--- Start of Data provided ---

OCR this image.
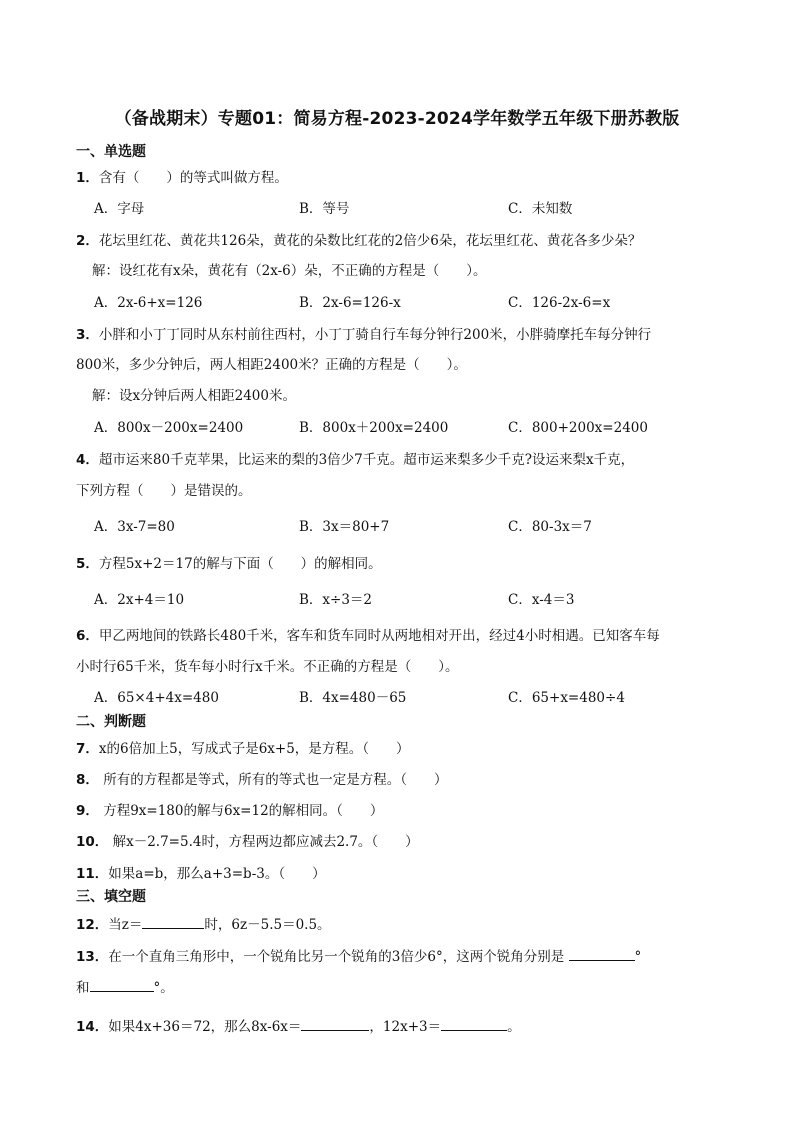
（备战期末）专题01：简易方程-2023-2024学年数学五年级下册苏教版
一、单选题
1．含有（　　）的等式叫做方程。
A．字母	B．等号	C．未知数
2．花坛里红花、黄花共126朵，黄花的朵数比红花的2倍少6朵，花坛里红花、黄花各多少朵？
解：设红花有x朵，黄花有（2x-6）朵，不正确的方程是（　　）。
A．2x-6+x=126	B．2x-6=126-x	C．126-2x-6=x
3．小胖和小丁丁同时从东村前往西村，小丁丁骑自行车每分钟行200米，小胖骑摩托车每分钟行
800米，多少分钟后，两人相距2400米？正确的方程是（　　）。
解：设x分钟后两人相距2400米。
A．800x－200x=2400	B．800x＋200x=2400	C．800+200x=2400
4．超市运来80千克苹果，比运来的梨的3倍少7千克。超市运来梨多少千克?设运来梨x千克，
下列方程（　　）是错误的。
A．3x-7=80	B．3x＝80+7	C．80-3x＝7
5．方程5x+2＝17的解与下面（　　）的解相同。
A．2x+4＝10	B．x÷3＝2	C．x-4＝3
6．甲乙两地间的铁路长480千米，客车和货车同时从两地相对开出，经过4小时相遇。已知客车每
小时行65千米，货车每小时行x千米。不正确的方程是（　　）。
A．65×4+4x=480	B．4x=480－65	C．65+x=480÷4
二、判断题
7．x的6倍加上5，写成式子是6x+5，是方程。（　　）
8． 所有的方程都是等式，所有的等式也一定是方程。（　　）
9． 方程9x=180的解与6x=12的解相同。（　　）
10． 解x－2.7=5.4时，方程两边都应减去2.7。（　　）
11．如果a=b，那么a+3=b-3。（　　）
三、填空题
12．当z＝	时，6z－5.5＝0.5。
13．在一个直角三角形中，一个锐角比另一个锐角的3倍少6°，这两个锐角分别是	°
和	°。
14．如果4x+36＝72，那么8x-6x＝	，12x+3＝	。
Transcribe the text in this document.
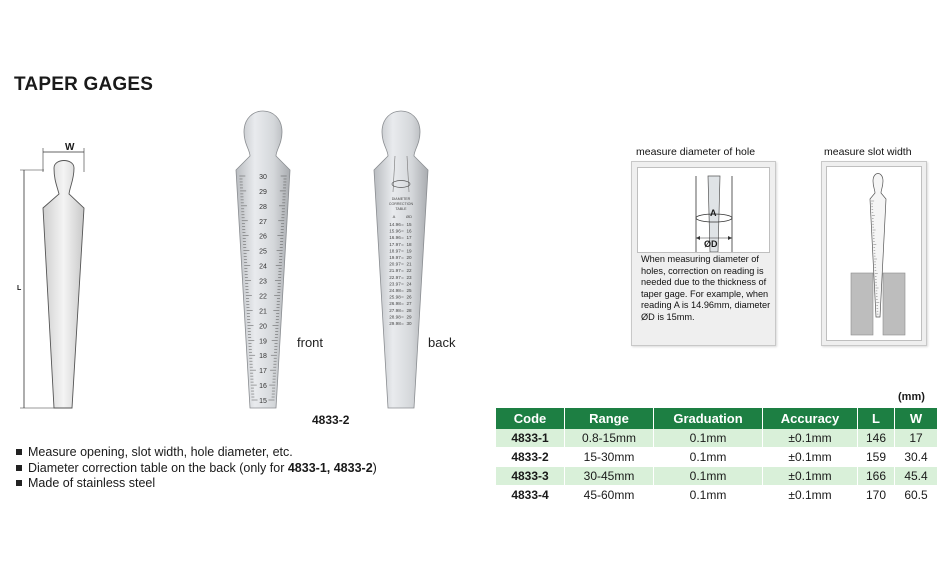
TAPER GAGES
W
L
30
29
28
27
26
25
24
23
22
21
20
19
18
17
16
15
front
DIAMETER
CORRECTION
TABLE
A	ØD
14.96 = 15
15.96 = 16
16.96 = 17
17.97 = 18
18.97 = 19
19.97 = 20
20.97 = 21
21.97 = 22
22.97 = 23
23.97 = 24
24.98 = 25
25.98 = 26
26.98 = 27
27.98 = 28
28.98 = 29
29.98 = 30
back
4833-2
measure diameter of hole
A
ØD
When measuring diameter of holes, correction on reading is needed due to the thickness of taper gage. For example, when reading A is 14.96mm, diameter ØD is 15mm.
measure slot width
(mm)
Code	Range	Graduation	Accuracy	L	W
4833-1	0.8-15mm	0.1mm	±0.1mm	146	17
4833-2	15-30mm	0.1mm	±0.1mm	159	30.4
4833-3	30-45mm	0.1mm	±0.1mm	166	45.4
4833-4	45-60mm	0.1mm	±0.1mm	170	60.5
Measure opening, slot width, hole diameter, etc.
Diameter correction table on the back (only for 4833-1, 4833-2)
Made of stainless steel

--- End of Data provided ---

Stated goal: Every line of the listing that holds "slot" should be found and copied.

In response:
measure slot width
Measure opening, slot width, hole diameter, etc.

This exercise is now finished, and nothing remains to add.